# start of EXTRACTED DATA

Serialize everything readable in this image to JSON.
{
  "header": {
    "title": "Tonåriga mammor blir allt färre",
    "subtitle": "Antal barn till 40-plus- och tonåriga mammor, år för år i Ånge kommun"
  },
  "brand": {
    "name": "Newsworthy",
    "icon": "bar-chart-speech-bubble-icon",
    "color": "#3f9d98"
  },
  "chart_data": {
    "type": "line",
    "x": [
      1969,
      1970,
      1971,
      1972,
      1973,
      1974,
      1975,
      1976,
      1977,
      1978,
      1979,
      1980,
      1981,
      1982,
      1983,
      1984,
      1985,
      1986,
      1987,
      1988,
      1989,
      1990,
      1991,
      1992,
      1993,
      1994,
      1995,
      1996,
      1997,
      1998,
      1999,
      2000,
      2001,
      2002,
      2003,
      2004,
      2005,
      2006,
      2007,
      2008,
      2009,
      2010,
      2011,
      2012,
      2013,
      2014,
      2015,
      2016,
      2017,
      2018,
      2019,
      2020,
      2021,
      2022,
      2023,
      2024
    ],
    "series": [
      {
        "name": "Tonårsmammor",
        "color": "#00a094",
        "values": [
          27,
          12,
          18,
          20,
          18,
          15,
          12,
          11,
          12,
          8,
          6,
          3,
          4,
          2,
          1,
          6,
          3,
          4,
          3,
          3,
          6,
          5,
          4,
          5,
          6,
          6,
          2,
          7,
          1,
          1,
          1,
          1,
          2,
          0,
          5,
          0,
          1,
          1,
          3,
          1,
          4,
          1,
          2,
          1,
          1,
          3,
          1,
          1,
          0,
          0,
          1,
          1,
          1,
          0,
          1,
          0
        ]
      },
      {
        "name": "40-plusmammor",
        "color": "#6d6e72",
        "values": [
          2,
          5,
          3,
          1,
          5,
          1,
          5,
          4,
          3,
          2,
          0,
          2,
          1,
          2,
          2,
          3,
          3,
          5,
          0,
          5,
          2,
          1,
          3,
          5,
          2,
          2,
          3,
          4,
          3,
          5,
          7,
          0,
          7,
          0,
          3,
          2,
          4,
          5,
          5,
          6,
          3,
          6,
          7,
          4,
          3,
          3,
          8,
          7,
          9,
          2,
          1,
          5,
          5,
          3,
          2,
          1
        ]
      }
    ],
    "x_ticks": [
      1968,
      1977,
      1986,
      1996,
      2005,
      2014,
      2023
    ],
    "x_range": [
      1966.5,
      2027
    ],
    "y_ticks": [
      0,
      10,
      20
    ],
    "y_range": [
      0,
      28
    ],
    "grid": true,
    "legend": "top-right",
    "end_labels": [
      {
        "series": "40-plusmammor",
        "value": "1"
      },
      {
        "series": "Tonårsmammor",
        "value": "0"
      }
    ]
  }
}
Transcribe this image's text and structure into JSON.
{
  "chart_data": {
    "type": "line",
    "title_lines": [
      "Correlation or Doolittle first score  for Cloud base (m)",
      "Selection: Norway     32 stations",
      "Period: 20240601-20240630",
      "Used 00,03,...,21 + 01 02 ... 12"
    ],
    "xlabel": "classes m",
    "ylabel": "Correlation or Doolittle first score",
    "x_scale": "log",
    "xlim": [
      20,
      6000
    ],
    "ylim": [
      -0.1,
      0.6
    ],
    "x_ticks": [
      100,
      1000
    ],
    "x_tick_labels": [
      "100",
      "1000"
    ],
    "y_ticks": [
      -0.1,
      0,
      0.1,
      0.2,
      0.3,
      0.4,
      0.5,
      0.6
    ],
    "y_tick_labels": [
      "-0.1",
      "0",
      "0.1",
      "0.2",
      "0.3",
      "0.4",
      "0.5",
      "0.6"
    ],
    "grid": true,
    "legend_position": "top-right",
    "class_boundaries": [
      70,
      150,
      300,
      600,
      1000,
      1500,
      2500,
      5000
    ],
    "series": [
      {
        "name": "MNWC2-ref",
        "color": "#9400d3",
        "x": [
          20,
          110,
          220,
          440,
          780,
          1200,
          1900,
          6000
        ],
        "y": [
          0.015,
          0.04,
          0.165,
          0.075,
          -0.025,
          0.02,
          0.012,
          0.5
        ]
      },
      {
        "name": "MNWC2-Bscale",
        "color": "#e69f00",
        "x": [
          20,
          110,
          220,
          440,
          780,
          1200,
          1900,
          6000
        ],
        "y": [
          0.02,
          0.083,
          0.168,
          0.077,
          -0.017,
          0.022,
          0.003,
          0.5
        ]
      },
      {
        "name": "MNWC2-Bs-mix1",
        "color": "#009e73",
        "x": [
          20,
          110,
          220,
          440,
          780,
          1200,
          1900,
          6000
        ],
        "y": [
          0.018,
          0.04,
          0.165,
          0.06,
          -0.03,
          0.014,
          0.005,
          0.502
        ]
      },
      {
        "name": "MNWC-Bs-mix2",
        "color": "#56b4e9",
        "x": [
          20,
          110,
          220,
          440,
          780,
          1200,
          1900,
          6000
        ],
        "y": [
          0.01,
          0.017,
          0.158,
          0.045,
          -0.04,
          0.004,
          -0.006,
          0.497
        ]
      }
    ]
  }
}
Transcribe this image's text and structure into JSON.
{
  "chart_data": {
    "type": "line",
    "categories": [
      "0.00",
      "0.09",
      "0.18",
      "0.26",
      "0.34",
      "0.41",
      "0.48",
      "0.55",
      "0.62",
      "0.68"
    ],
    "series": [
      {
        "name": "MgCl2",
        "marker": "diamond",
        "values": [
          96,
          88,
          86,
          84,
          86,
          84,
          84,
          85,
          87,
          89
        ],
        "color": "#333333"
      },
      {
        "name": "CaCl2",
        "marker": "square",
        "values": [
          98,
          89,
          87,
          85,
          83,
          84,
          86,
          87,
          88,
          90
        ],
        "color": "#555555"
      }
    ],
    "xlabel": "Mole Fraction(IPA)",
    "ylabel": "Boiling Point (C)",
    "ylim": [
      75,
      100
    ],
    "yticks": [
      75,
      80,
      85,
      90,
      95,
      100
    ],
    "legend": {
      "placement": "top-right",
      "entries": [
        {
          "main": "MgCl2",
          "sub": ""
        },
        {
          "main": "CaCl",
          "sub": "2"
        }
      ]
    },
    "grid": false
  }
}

# end of EXTRACTED DATA

REQUIREMENT →
Set every line of the listing down word for word.

EXERCISE ANSWER →
Serialize everything readable in this image to JSON.
{
  "header": {
    "title": "Tonåriga mammor blir allt färre",
    "subtitle": "Antal barn till 40-plus- och tonåriga mammor, år för år i Ånge kommun"
  },
  "brand": {
    "name": "Newsworthy",
    "icon": "bar-chart-speech-bubble-icon",
    "color": "#3f9d98"
  },
  "chart_data": {
    "type": "line",
    "x": [
      1969,
      1970,
      1971,
      1972,
      1973,
      1974,
      1975,
      1976,
      1977,
      1978,
      1979,
      1980,
      1981,
      1982,
      1983,
      1984,
      1985,
      1986,
      1987,
      1988,
      1989,
      1990,
      1991,
      1992,
      1993,
      1994,
      1995,
      1996,
      1997,
      1998,
      1999,
      2000,
      2001,
      2002,
      2003,
      2004,
      2005,
      2006,
      2007,
      2008,
      2009,
      2010,
      2011,
      2012,
      2013,
      2014,
      2015,
      2016,
      2017,
      2018,
      2019,
      2020,
      2021,
      2022,
      2023,
      2024
    ],
    "series": [
      {
        "name": "Tonårsmammor",
        "color": "#00a094",
        "values": [
          27,
          12,
          18,
          20,
          18,
          15,
          12,
          11,
          12,
          8,
          6,
          3,
          4,
          2,
          1,
          6,
          3,
          4,
          3,
          3,
          6,
          5,
          4,
          5,
          6,
          6,
          2,
          7,
          1,
          1,
          1,
          1,
          2,
          0,
          5,
          0,
          1,
          1,
          3,
          1,
          4,
          1,
          2,
          1,
          1,
          3,
          1,
          1,
          0,
          0,
          1,
          1,
          1,
          0,
          1,
          0
        ]
      },
      {
        "name": "40-plusmammor",
        "color": "#6d6e72",
        "values": [
          2,
          5,
          3,
          1,
          5,
          1,
          5,
          4,
          3,
          2,
          0,
          2,
          1,
          2,
          2,
          3,
          3,
          5,
          0,
          5,
          2,
          1,
          3,
          5,
          2,
          2,
          3,
          4,
          3,
          5,
          7,
          0,
          7,
          0,
          3,
          2,
          4,
          5,
          5,
          6,
          3,
          6,
          7,
          4,
          3,
          3,
          8,
          7,
          9,
          2,
          1,
          5,
          5,
          3,
          2,
          1
        ]
      }
    ],
    "x_ticks": [
      1968,
      1977,
      1986,
      1996,
      2005,
      2014,
      2023
    ],
    "x_range": [
      1966.5,
      2027
    ],
    "y_ticks": [
      0,
      10,
      20
    ],
    "y_range": [
      0,
      28
    ],
    "grid": true,
    "legend": "top-right",
    "end_labels": [
      {
        "series": "40-plusmammor",
        "value": "1"
      },
      {
        "series": "Tonårsmammor",
        "value": "0"
      }
    ]
  }
}
Transcribe this image's text and structure into JSON.
{
  "chart_data": {
    "type": "line",
    "title_lines": [
      "Correlation or Doolittle first score  for Cloud base (m)",
      "Selection: Norway     32 stations",
      "Period: 20240601-20240630",
      "Used 00,03,...,21 + 01 02 ... 12"
    ],
    "xlabel": "classes m",
    "ylabel": "Correlation or Doolittle first score",
    "x_scale": "log",
    "xlim": [
      20,
      6000
    ],
    "ylim": [
      -0.1,
      0.6
    ],
    "x_ticks": [
      100,
      1000
    ],
    "x_tick_labels": [
      "100",
      "1000"
    ],
    "y_ticks": [
      -0.1,
      0,
      0.1,
      0.2,
      0.3,
      0.4,
      0.5,
      0.6
    ],
    "y_tick_labels": [
      "-0.1",
      "0",
      "0.1",
      "0.2",
      "0.3",
      "0.4",
      "0.5",
      "0.6"
    ],
    "grid": true,
    "legend_position": "top-right",
    "class_boundaries": [
      70,
      150,
      300,
      600,
      1000,
      1500,
      2500,
      5000
    ],
    "series": [
      {
        "name": "MNWC2-ref",
        "color": "#9400d3",
        "x": [
          20,
          110,
          220,
          440,
          780,
          1200,
          1900,
          6000
        ],
        "y": [
          0.015,
          0.04,
          0.165,
          0.075,
          -0.025,
          0.02,
          0.012,
          0.5
        ]
      },
      {
        "name": "MNWC2-Bscale",
        "color": "#e69f00",
        "x": [
          20,
          110,
          220,
          440,
          780,
          1200,
          1900,
          6000
        ],
        "y": [
          0.02,
          0.083,
          0.168,
          0.077,
          -0.017,
          0.022,
          0.003,
          0.5
        ]
      },
      {
        "name": "MNWC2-Bs-mix1",
        "color": "#009e73",
        "x": [
          20,
          110,
          220,
          440,
          780,
          1200,
          1900,
          6000
        ],
        "y": [
          0.018,
          0.04,
          0.165,
          0.06,
          -0.03,
          0.014,
          0.005,
          0.502
        ]
      },
      {
        "name": "MNWC-Bs-mix2",
        "color": "#56b4e9",
        "x": [
          20,
          110,
          220,
          440,
          780,
          1200,
          1900,
          6000
        ],
        "y": [
          0.01,
          0.017,
          0.158,
          0.045,
          -0.04,
          0.004,
          -0.006,
          0.497
        ]
      }
    ]
  }
}
Transcribe this image's text and structure into JSON.
{
  "chart_data": {
    "type": "line",
    "categories": [
      "0.00",
      "0.09",
      "0.18",
      "0.26",
      "0.34",
      "0.41",
      "0.48",
      "0.55",
      "0.62",
      "0.68"
    ],
    "series": [
      {
        "name": "MgCl2",
        "marker": "diamond",
        "values": [
          96,
          88,
          86,
          84,
          86,
          84,
          84,
          85,
          87,
          89
        ],
        "color": "#333333"
      },
      {
        "name": "CaCl2",
        "marker": "square",
        "values": [
          98,
          89,
          87,
          85,
          83,
          84,
          86,
          87,
          88,
          90
        ],
        "color": "#555555"
      }
    ],
    "xlabel": "Mole Fraction(IPA)",
    "ylabel": "Boiling Point (C)",
    "ylim": [
      75,
      100
    ],
    "yticks": [
      75,
      80,
      85,
      90,
      95,
      100
    ],
    "legend": {
      "placement": "top-right",
      "entries": [
        {
          "main": "MgCl2",
          "sub": ""
        },
        {
          "main": "CaCl",
          "sub": "2"
        }
      ]
    },
    "grid": false
  }
}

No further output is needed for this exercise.